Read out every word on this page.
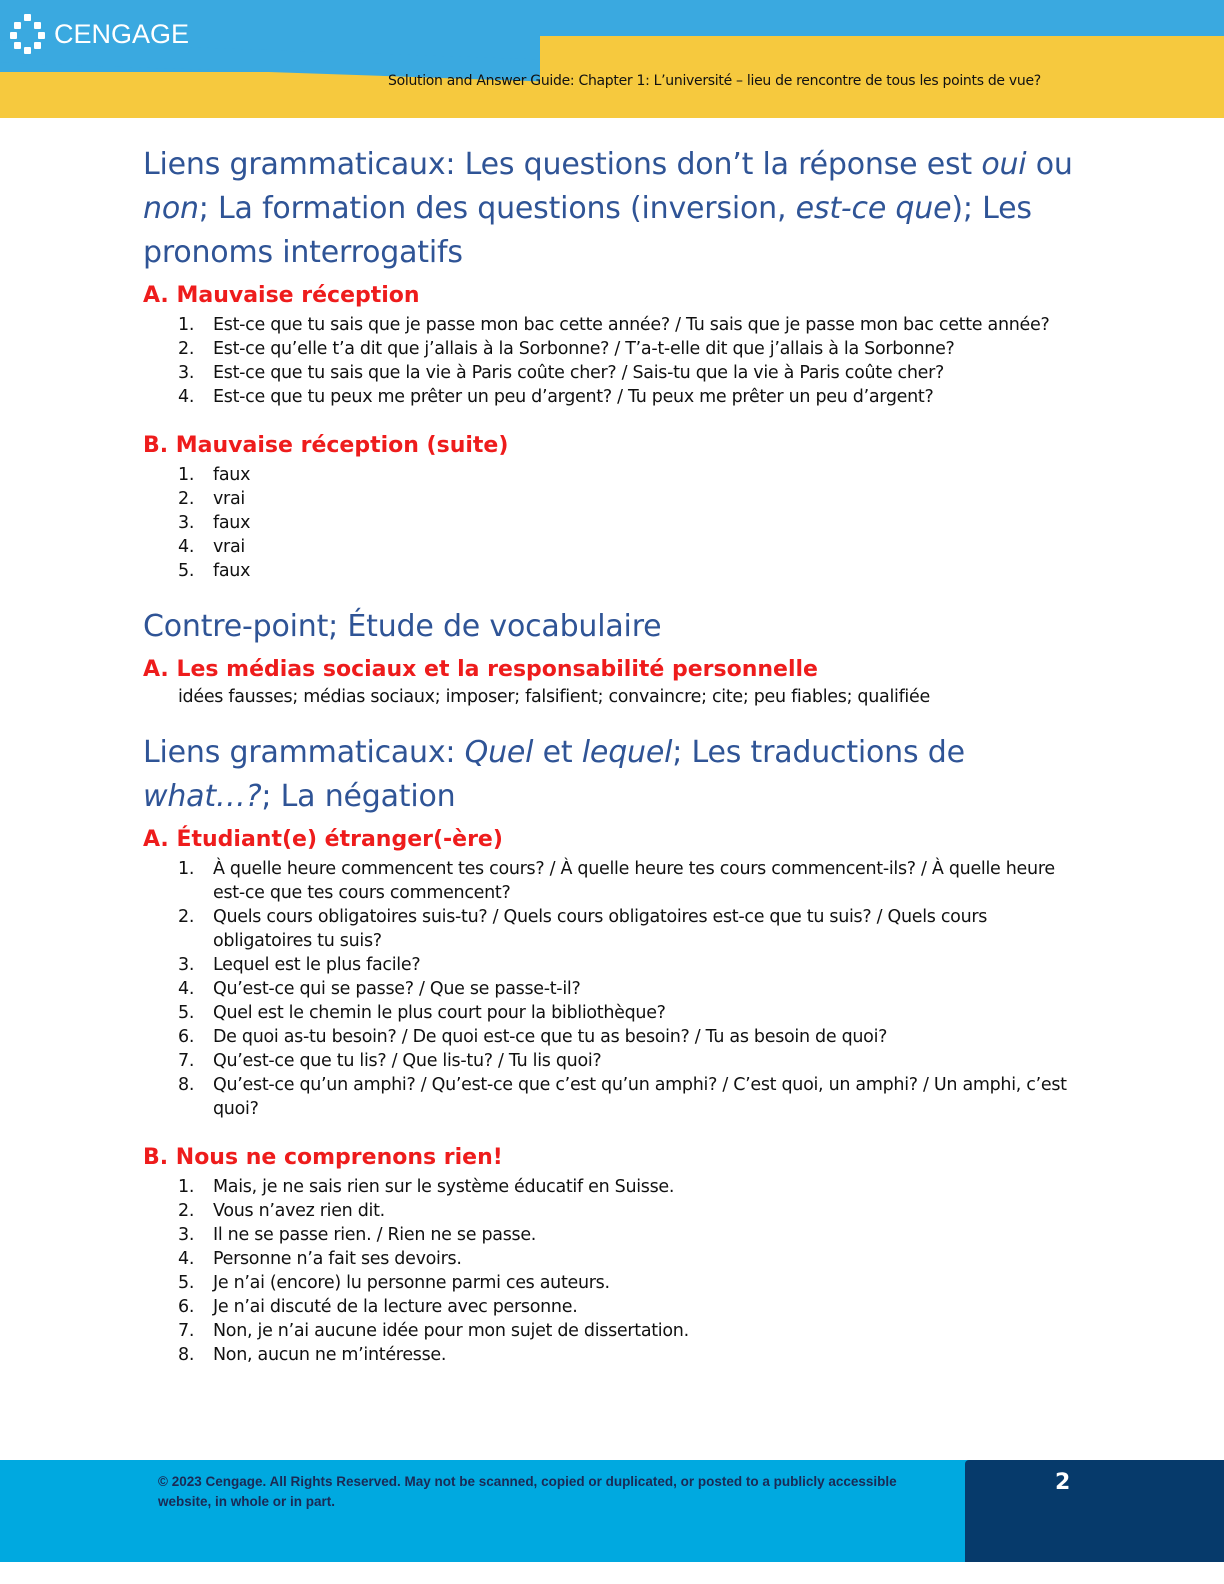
CENGAGE
Solution and Answer Guide: Chapter 1: L’université – lieu de rencontre de tous les points de vue?
Liens grammaticaux: Les questions don’t la réponse est oui ou non; La formation des questions (inversion, est-ce que); Les pronoms interrogatifs
A. Mauvaise réception
1.	Est-ce que tu sais que je passe mon bac cette année? / Tu sais que je passe mon bac cette année?
2.	Est-ce qu’elle t’a dit que j’allais à la Sorbonne? / T’a-t-elle dit que j’allais à la Sorbonne?
3.	Est-ce que tu sais que la vie à Paris coûte cher? / Sais-tu que la vie à Paris coûte cher?
4.	Est-ce que tu peux me prêter un peu d’argent? / Tu peux me prêter un peu d’argent?
B. Mauvaise réception (suite)
1.	faux
2.	vrai
3.	faux
4.	vrai
5.	faux
Contre-point; Étude de vocabulaire
A. Les médias sociaux et la responsabilité personnelle
idées fausses; médias sociaux; imposer; falsifient; convaincre; cite; peu fiables; qualifiée
Liens grammaticaux: Quel et lequel; Les traductions de what…?; La négation
A. Étudiant(e) étranger(-ère)
1.	À quelle heure commencent tes cours? / À quelle heure tes cours commencent-ils? / À quelle heure est-ce que tes cours commencent?
2.	Quels cours obligatoires suis-tu? / Quels cours obligatoires est-ce que tu suis? / Quels cours obligatoires tu suis?
3.	Lequel est le plus facile?
4.	Qu’est-ce qui se passe? / Que se passe-t-il?
5.	Quel est le chemin le plus court pour la bibliothèque?
6.	De quoi as-tu besoin? / De quoi est-ce que tu as besoin? / Tu as besoin de quoi?
7.	Qu’est-ce que tu lis? / Que lis-tu? / Tu lis quoi?
8.	Qu’est-ce qu’un amphi? / Qu’est-ce que c’est qu’un amphi? / C’est quoi, un amphi? / Un amphi, c’est quoi?
B. Nous ne comprenons rien!
1.	Mais, je ne sais rien sur le système éducatif en Suisse.
2.	Vous n’avez rien dit.
3.	Il ne se passe rien. / Rien ne se passe.
4.	Personne n’a fait ses devoirs.
5.	Je n’ai (encore) lu personne parmi ces auteurs.
6.	Je n’ai discuté de la lecture avec personne.
7.	Non, je n’ai aucune idée pour mon sujet de dissertation.
8.	Non, aucun ne m’intéresse.
© 2023 Cengage. All Rights Reserved. May not be scanned, copied or duplicated, or posted to a publicly accessible website, in whole or in part.
2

§ Goal: Which lines include the word "passe"? Copy every one of them.

§ Task answer:
1.	Est-ce que tu sais que je passe mon bac cette année? / Tu sais que je passe mon bac cette année?
4.	Qu’est-ce qui se passe? / Que se passe-t-il?
3.	Il ne se passe rien. / Rien ne se passe.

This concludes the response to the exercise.